_EXERCISE INSTRUCTIONS_
Can you find the lines of the listing that include "xlabel" and copy every one?

*-*-*

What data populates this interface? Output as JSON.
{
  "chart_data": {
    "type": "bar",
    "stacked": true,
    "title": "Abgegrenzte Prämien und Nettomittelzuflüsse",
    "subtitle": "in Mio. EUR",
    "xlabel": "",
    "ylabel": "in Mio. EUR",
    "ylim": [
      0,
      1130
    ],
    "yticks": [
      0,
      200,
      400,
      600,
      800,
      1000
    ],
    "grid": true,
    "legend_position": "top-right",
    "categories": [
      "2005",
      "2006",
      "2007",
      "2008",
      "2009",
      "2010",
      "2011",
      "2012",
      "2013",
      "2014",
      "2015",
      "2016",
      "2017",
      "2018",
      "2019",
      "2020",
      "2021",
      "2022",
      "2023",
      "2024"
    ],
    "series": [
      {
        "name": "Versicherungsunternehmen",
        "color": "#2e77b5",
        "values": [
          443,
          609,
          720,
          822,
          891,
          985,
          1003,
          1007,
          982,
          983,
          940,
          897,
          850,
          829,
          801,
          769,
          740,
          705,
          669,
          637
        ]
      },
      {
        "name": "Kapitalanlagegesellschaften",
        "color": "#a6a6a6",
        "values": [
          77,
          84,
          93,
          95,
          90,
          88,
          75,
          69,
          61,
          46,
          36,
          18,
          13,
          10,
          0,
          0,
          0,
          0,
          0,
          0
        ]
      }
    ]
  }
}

*-*-*

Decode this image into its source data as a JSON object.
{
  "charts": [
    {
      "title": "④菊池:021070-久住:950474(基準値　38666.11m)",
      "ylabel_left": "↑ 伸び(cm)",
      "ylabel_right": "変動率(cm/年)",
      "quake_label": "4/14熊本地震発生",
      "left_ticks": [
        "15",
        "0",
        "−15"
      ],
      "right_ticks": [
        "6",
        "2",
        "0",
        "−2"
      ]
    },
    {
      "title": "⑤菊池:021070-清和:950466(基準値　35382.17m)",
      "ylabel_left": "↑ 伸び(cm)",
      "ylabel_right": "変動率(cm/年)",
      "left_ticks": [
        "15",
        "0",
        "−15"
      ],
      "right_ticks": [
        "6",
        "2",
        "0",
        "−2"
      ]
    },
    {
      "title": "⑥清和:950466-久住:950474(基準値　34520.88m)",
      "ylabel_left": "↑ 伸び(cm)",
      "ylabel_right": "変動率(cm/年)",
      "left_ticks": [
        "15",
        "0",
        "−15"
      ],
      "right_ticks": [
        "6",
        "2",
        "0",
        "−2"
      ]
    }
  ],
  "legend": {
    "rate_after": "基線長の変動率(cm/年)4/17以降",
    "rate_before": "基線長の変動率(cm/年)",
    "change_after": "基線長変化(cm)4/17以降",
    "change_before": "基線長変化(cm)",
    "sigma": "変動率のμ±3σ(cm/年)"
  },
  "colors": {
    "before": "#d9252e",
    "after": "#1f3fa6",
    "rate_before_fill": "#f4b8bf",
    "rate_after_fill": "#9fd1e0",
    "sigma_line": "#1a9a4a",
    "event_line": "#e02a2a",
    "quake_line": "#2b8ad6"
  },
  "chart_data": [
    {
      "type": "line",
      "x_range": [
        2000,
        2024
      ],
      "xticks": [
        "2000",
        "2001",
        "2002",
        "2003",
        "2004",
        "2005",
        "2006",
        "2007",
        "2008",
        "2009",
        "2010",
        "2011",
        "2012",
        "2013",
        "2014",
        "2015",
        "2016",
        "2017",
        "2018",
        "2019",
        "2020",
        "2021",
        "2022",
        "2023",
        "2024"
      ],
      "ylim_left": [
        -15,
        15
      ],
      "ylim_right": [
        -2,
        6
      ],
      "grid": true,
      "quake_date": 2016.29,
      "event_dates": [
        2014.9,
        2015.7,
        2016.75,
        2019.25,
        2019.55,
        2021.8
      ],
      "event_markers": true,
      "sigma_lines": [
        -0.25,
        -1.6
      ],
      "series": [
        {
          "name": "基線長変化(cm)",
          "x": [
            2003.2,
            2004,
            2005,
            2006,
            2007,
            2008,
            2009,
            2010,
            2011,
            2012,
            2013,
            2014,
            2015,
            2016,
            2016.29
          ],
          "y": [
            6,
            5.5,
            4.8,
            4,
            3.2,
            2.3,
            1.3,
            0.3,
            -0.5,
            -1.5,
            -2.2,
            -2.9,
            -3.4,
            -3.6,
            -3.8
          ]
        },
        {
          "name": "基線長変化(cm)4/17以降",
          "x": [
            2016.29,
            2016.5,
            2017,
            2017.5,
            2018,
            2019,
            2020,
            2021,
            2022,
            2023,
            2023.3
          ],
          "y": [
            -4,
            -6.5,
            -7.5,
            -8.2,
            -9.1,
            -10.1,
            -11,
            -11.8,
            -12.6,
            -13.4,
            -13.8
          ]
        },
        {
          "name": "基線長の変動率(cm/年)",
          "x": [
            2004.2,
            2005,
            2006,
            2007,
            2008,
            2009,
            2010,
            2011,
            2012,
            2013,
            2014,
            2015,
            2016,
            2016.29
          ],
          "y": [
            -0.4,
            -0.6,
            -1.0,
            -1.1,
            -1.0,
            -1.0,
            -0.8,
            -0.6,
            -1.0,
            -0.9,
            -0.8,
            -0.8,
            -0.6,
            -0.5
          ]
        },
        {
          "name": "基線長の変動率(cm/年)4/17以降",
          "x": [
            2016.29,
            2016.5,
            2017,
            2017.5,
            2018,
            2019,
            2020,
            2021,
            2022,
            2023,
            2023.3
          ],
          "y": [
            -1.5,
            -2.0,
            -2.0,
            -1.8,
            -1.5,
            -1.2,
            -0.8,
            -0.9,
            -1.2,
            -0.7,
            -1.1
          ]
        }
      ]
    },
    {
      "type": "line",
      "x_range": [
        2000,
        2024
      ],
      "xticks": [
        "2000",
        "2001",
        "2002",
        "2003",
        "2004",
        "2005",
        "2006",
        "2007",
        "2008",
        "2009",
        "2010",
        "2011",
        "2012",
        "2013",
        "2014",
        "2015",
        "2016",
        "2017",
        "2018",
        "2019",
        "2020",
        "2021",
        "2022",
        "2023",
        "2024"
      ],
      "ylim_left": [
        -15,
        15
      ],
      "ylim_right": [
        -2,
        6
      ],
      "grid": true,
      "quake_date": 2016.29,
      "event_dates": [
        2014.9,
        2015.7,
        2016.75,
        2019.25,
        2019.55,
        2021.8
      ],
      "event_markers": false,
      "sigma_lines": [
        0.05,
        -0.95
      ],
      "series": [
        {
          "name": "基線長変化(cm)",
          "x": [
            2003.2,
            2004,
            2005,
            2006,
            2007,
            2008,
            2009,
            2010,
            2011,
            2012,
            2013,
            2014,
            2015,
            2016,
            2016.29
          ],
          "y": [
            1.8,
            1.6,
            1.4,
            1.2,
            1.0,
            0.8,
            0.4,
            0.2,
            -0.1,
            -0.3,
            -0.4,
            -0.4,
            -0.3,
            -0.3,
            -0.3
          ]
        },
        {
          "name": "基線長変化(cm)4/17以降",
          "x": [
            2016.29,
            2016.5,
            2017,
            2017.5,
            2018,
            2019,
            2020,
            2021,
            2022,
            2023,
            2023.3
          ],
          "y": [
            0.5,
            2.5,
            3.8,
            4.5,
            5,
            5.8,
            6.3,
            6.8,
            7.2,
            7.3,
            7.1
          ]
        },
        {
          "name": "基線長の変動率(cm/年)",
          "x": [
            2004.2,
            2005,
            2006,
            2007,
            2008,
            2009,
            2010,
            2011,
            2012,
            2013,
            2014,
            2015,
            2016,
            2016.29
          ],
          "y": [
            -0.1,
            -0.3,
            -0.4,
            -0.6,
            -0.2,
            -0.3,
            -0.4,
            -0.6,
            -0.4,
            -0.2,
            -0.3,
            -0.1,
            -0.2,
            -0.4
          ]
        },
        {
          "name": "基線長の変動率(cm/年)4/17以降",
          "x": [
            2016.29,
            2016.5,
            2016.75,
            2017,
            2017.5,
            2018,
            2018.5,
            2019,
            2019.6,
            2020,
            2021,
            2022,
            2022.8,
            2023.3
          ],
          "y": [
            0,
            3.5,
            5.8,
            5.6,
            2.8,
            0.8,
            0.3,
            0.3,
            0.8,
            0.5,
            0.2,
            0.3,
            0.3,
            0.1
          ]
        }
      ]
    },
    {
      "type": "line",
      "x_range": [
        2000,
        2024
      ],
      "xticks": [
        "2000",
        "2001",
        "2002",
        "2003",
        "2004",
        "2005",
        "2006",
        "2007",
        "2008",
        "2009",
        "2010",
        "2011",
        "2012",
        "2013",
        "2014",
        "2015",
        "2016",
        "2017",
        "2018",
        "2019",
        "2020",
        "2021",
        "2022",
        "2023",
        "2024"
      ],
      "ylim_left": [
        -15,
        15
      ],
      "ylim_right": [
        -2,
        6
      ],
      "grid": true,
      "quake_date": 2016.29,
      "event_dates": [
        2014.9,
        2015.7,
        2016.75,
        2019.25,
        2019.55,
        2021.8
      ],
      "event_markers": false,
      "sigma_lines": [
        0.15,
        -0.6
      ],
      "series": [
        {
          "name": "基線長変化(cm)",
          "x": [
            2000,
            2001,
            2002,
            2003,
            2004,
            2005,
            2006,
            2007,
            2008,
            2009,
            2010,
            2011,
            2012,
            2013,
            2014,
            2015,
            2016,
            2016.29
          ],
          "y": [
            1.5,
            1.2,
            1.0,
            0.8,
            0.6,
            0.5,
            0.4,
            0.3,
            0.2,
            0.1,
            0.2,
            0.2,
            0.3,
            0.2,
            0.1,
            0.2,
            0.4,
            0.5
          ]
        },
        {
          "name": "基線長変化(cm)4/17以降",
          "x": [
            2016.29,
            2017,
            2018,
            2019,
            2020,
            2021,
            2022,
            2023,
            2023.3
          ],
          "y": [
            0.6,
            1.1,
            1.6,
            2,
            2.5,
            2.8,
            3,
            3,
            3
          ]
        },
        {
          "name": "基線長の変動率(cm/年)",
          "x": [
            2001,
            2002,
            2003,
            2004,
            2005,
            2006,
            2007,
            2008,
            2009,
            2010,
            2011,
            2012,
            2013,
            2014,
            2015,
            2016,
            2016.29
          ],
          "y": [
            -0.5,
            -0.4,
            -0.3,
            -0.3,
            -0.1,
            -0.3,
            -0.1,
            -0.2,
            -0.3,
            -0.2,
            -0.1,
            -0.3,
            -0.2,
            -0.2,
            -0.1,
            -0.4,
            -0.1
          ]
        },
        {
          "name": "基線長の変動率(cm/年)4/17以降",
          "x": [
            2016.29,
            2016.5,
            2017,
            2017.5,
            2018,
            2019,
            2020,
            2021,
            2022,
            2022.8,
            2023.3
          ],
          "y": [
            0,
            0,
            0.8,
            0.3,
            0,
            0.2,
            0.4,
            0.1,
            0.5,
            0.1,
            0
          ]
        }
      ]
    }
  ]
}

*-*-*

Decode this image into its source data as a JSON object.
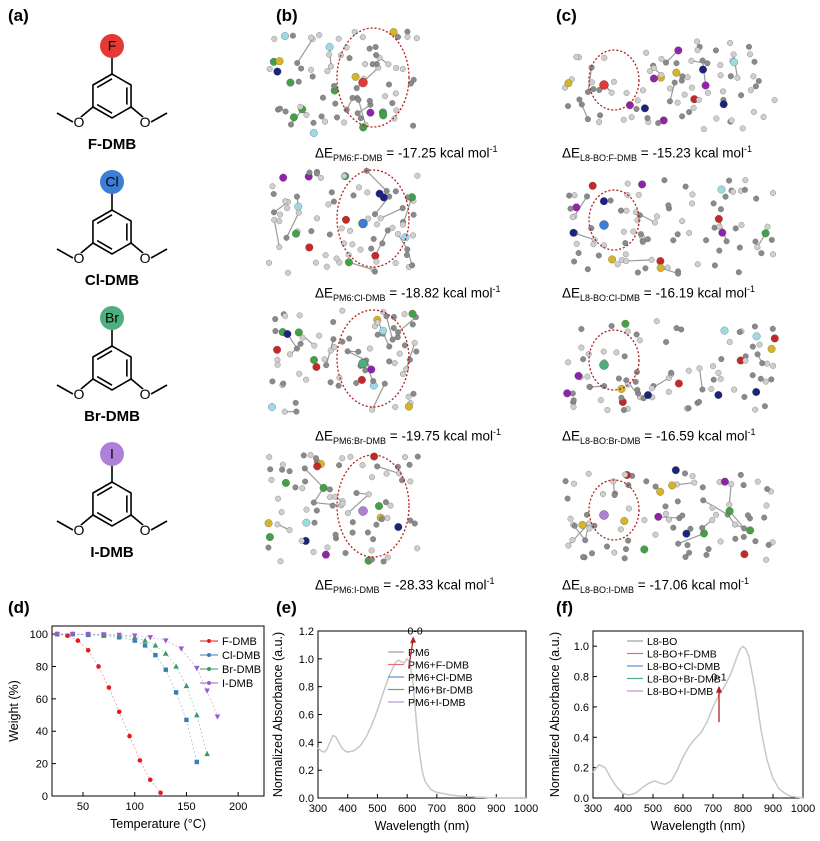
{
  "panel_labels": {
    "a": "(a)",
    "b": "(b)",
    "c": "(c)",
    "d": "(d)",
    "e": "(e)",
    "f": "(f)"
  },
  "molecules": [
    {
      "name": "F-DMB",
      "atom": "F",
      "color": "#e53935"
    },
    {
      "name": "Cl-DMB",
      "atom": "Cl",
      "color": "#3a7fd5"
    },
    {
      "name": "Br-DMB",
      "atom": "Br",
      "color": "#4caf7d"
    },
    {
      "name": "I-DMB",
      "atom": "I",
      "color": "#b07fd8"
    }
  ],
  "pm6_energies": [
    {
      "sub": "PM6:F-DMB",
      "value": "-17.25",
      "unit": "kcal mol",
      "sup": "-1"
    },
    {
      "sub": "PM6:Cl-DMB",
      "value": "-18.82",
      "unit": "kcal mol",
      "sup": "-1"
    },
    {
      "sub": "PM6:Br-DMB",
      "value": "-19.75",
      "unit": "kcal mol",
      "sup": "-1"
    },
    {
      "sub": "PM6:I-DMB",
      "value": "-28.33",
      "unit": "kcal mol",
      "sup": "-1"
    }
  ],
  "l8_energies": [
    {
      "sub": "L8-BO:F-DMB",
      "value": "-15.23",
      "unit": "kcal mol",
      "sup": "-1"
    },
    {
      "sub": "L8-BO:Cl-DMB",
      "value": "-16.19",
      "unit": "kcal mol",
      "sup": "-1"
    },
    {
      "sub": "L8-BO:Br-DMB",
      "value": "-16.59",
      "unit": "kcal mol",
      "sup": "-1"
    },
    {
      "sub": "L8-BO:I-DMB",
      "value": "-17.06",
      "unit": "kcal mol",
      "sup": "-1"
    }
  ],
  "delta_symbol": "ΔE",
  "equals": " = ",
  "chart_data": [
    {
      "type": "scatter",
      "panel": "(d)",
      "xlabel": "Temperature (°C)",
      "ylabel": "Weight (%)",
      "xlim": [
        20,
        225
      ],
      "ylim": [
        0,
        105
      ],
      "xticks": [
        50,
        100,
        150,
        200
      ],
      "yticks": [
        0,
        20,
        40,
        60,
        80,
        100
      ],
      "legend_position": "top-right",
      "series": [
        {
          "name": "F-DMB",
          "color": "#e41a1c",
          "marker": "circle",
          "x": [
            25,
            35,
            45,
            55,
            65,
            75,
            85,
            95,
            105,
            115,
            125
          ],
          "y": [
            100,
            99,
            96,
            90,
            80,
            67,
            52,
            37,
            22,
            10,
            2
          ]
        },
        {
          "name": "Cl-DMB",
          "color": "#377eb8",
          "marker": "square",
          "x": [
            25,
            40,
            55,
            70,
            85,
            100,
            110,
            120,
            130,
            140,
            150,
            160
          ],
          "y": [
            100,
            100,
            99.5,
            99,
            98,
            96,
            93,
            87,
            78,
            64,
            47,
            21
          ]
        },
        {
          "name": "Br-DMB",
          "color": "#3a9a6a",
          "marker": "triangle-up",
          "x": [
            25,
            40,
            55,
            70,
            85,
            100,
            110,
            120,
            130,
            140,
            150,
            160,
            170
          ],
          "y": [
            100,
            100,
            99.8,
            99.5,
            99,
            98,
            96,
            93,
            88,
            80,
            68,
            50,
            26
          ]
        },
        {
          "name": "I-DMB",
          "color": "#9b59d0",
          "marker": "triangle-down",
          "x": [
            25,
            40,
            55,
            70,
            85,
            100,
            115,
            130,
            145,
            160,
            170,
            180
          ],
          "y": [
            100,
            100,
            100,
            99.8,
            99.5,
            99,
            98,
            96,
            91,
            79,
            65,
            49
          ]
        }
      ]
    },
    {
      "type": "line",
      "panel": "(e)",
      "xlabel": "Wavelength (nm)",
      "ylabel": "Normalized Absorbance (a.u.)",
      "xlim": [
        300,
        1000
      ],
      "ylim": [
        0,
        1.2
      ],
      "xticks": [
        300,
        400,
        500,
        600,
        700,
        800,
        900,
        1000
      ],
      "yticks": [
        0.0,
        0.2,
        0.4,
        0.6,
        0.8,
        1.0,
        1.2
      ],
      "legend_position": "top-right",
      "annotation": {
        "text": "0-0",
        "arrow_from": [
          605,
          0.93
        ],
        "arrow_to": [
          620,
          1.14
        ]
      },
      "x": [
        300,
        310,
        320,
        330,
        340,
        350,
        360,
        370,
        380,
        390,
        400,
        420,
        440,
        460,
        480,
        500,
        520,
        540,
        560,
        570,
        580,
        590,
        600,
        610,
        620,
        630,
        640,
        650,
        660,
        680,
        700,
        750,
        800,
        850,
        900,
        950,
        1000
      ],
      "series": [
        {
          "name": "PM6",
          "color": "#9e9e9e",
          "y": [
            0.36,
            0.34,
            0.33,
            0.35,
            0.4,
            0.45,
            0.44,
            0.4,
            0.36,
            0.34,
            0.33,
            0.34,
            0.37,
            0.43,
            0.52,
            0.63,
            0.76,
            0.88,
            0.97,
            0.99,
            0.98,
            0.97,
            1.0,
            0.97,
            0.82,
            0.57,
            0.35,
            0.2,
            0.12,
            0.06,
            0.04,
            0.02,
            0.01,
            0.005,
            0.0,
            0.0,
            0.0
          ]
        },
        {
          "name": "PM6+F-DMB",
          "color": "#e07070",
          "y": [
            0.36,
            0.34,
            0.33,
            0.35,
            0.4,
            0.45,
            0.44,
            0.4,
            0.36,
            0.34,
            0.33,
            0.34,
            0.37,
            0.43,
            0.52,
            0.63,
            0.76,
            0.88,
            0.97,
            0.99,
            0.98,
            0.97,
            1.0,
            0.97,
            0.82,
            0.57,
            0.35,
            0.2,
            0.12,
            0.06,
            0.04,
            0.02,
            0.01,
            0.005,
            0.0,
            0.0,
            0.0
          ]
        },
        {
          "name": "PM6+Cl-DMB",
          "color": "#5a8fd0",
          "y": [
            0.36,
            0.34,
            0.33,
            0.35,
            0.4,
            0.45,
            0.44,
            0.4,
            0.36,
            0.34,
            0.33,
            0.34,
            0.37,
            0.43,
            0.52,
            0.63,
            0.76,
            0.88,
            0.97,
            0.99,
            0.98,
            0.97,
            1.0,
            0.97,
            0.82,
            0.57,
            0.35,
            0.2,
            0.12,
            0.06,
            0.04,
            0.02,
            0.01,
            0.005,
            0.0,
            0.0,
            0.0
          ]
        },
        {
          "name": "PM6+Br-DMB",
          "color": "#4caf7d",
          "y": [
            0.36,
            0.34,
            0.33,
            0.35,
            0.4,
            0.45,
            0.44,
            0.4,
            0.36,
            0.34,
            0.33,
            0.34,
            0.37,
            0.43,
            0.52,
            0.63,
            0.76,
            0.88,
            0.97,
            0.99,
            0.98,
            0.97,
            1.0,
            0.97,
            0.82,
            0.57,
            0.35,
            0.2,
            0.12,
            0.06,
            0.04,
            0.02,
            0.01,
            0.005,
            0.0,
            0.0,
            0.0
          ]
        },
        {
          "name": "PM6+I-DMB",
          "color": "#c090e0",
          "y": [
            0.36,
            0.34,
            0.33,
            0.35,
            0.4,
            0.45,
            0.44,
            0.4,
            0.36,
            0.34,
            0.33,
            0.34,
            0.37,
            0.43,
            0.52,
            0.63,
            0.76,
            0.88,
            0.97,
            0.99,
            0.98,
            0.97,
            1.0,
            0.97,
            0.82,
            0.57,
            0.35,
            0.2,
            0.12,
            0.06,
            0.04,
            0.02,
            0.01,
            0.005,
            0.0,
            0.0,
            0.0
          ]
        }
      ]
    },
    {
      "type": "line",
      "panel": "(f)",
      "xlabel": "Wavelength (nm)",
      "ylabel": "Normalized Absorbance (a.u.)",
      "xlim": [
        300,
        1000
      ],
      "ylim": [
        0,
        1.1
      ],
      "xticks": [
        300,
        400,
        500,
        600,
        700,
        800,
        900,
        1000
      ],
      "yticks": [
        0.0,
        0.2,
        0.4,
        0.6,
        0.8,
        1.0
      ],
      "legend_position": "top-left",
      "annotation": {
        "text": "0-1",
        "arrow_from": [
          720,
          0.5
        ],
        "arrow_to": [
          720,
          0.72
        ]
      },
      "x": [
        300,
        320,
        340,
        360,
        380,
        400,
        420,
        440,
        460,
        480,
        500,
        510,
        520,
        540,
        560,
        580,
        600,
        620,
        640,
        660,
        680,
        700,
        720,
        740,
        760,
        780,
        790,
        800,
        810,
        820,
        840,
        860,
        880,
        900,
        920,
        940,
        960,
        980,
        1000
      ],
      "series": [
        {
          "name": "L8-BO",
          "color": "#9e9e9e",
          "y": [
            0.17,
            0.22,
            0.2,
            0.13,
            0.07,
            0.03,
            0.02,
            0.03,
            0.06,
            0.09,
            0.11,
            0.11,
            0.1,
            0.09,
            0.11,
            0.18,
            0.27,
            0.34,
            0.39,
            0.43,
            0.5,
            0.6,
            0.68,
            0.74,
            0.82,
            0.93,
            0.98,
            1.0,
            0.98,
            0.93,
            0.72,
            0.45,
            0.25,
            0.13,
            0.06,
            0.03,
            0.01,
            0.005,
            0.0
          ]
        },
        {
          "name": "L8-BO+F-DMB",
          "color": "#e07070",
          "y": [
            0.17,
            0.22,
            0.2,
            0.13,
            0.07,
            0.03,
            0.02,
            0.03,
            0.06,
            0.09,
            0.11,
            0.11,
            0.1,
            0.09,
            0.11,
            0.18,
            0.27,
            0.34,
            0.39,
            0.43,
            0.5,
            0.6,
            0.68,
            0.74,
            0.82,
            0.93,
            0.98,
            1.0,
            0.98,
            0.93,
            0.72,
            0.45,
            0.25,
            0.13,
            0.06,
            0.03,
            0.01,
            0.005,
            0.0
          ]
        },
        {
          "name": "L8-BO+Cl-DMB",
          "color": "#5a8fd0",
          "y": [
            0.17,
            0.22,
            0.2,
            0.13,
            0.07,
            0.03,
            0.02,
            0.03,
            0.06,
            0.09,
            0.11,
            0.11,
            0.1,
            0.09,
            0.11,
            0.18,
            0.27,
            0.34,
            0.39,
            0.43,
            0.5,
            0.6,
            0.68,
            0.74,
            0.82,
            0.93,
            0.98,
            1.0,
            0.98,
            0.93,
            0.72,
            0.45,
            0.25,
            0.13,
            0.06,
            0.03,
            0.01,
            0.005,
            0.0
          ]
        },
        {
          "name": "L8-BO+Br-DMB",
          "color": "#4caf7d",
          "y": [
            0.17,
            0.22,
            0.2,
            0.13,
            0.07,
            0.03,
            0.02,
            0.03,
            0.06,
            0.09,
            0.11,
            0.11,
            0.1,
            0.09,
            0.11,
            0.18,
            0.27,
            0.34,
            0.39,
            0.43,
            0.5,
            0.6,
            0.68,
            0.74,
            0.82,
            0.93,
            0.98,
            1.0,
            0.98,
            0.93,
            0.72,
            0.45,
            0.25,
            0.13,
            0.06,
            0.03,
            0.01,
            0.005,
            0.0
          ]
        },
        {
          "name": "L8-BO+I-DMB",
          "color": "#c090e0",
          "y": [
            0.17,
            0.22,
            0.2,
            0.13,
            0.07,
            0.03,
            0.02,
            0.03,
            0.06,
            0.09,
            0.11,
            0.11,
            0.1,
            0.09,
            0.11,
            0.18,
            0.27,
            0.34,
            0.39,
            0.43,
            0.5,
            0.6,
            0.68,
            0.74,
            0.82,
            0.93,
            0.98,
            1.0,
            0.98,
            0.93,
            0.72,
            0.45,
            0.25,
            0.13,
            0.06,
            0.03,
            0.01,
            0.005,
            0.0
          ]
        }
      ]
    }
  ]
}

*-*-*

_EXERCISE ANSWER_
    "xlabel": "",
      "xlabel": "Temperature (°C)",
      "xlabel": "Wavelength (nm)",
      "xlabel": "Wavelength (nm)",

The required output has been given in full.